__EXERCISE GOAL__
Rewrite the lines below as a Markdown table with the columns Row and Line, numbering each row and skipping blank lines. Leave the pictures out of the answer.
--------
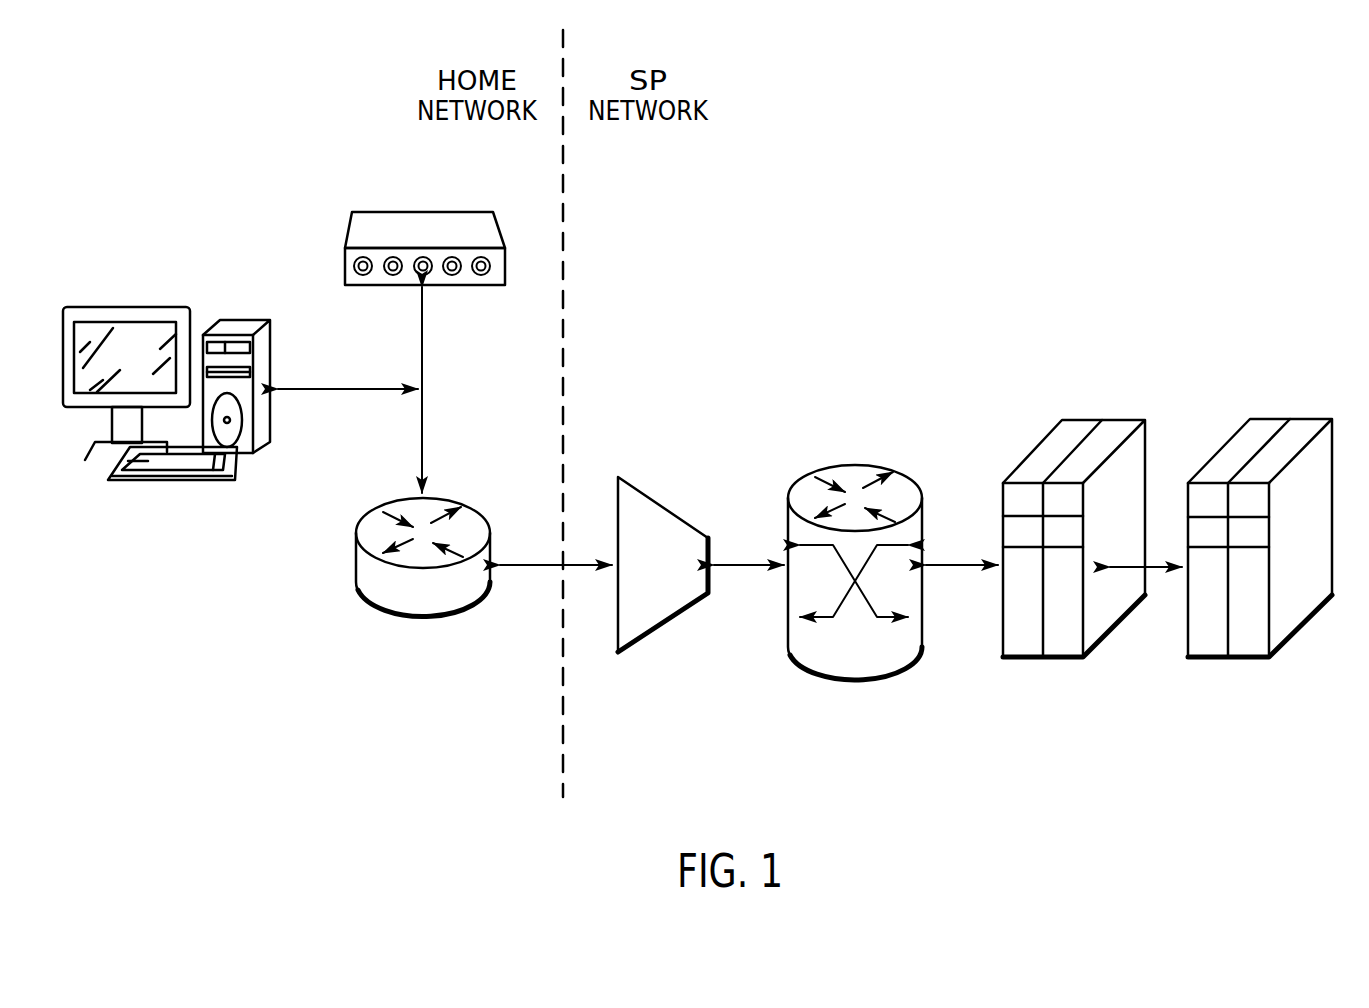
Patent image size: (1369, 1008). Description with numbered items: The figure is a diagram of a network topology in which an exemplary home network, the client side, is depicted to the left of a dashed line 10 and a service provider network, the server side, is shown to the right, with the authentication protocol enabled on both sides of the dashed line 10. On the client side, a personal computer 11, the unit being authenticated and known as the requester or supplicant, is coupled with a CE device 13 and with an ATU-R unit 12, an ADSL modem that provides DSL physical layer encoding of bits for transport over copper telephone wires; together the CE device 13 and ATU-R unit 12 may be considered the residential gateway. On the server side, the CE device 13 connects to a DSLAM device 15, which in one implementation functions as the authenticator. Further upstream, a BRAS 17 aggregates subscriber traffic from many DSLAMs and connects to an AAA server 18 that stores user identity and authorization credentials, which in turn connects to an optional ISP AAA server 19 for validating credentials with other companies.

The dashed line 10 is at (565, 704).
The personal computer (PC) 11 is at (125, 305).
The ATU-R unit 12 is at (370, 212).
The CE device 13 is at (355, 563).
The DSLAM device 15 is at (666, 507).
The Broadband Remote Access Server (BRAS) 17 is at (842, 463).
The AAA server 18 is at (1080, 418).
The ISP AAA server 19 is at (1287, 418).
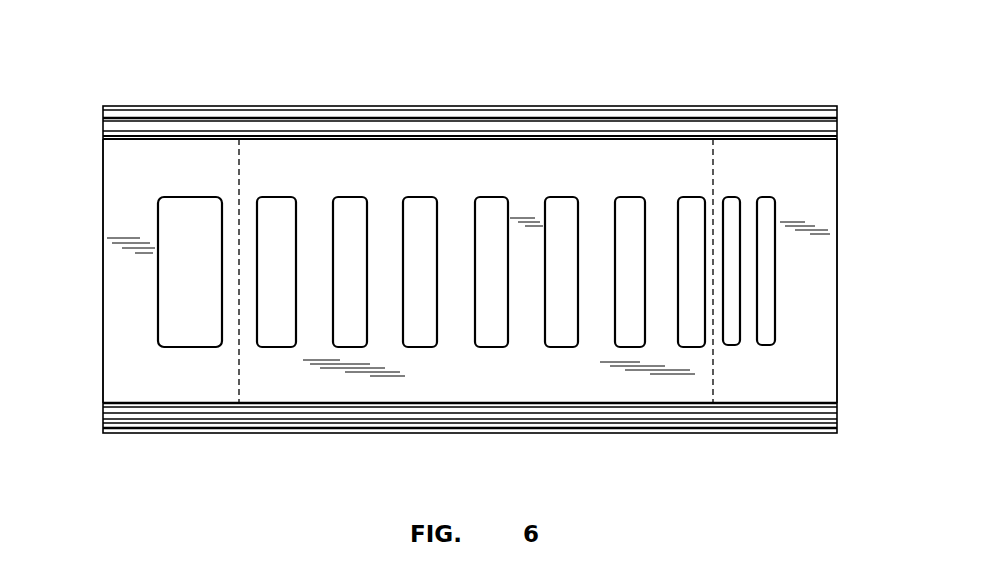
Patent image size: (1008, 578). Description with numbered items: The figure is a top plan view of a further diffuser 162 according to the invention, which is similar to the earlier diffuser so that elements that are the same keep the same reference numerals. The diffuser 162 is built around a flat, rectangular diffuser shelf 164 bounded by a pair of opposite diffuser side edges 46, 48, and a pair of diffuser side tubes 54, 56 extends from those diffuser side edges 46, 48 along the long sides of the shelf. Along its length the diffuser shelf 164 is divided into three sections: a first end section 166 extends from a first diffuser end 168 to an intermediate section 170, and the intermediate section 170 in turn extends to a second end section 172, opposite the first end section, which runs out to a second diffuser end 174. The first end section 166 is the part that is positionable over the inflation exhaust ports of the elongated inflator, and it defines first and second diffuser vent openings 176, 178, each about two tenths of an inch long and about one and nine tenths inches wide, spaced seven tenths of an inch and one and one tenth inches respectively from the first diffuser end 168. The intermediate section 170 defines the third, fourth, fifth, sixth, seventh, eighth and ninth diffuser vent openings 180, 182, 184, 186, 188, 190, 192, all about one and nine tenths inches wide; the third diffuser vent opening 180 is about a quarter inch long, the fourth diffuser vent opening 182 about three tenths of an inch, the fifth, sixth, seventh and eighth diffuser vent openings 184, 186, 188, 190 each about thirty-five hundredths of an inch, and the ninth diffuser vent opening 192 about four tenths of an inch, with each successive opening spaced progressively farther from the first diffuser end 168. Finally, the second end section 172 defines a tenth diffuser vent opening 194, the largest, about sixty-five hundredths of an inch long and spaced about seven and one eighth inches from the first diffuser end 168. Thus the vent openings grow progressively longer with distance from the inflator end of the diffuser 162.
--------
__ANSWER TO THE TASK__
| Row | Line |
|---|---|
| 1 | Patent image size: (1369, 1008). Description with numbered items: The figure is a diagram of a network topology in which an exemplary home network, the client side, is depicted to the left of a dashed line 10 and a service provider network, the server side, is shown to the right, with the authentication protocol enabled on both sides of the dashed line 10. On the client side, a personal computer 11, the unit being authenticated and known as the requester or supplicant, is coupled with a CE device 13 and with an ATU-R unit 12, an ADSL modem that provides DSL physical layer encoding of bits for transport over copper telephone wires; together the CE device 13 and ATU-R unit 12 may be considered the residential gateway. On the server side, the CE device 13 connects to a DSLAM device 15, which in one implementation functions as the authenticator. Further upstream, a BRAS 17 aggregates subscriber traffic from many DSLAMs and connects to an AAA server 18 that stores user identity and authorization credentials, which in turn connects to an optional ISP AAA server 19 for validating credentials with other companies. |
| 2 | The dashed line 10 is at (565, 704). |
| 3 | The personal computer (PC) 11 is at (125, 305). |
| 4 | The ATU-R unit 12 is at (370, 212). |
| 5 | The CE device 13 is at (355, 563). |
| 6 | The DSLAM device 15 is at (666, 507). |
| 7 | The Broadband Remote Access Server (BRAS) 17 is at (842, 463). |
| 8 | The AAA server 18 is at (1080, 418). |
| 9 | The ISP AAA server 19 is at (1287, 418). |
| 10 | Patent image size: (1008, 578). Description with numbered items: The figure is a top plan view of a further diffuser 162 according to the invention, which is similar to the earlier diffuser so that elements that are the same keep the same reference numerals. The diffuser 162 is built around a flat, rectangular diffuser shelf 164 bounded by a pair of opposite diffuser side edges 46, 48, and a pair of diffuser side tubes 54, 56 extends from those diffuser side edges 46, 48 along the long sides of the shelf. Along its length the diffuser shelf 164 is divided into three sections: a first end section 166 extends from a first diffuser end 168 to an intermediate section 170, and the intermediate section 170 in turn extends to a second end section 172, opposite the first end section, which runs out to a second diffuser end 174. The first end section 166 is the part that is positionable over the inflation exhaust ports of the elongated inflator, and it defines first and second diffuser vent openings 176, 178, each about two tenths of an inch long and about one and nine tenths inches wide, spaced seven tenths of an inch and one and one tenth inches respectively from the first diffuser end 168. The intermediate section 170 defines the third, fourth, fifth, sixth, seventh, eighth and ninth diffuser vent openings 180, 182, 184, 186, 188, 190, 192, all about one and nine tenths inches wide; the third diffuser vent opening 180 is about a quarter inch long, the fourth diffuser vent opening 182 about three tenths of an inch, the fifth, sixth, seventh and eighth diffuser vent openings 184, 186, 188, 190 each about thirty-five hundredths of an inch, and the ninth diffuser vent opening 192 about four tenths of an inch, with each successive opening spaced progressively farther from the first diffuser end 168. Finally, the second end section 172 defines a tenth diffuser vent opening 194, the largest, about sixty-five hundredths of an inch long and spaced about seven and one eighth inches from the first diffuser end 168. Thus the vent openings grow progressively longer with distance from the inflator end of the diffuser 162. |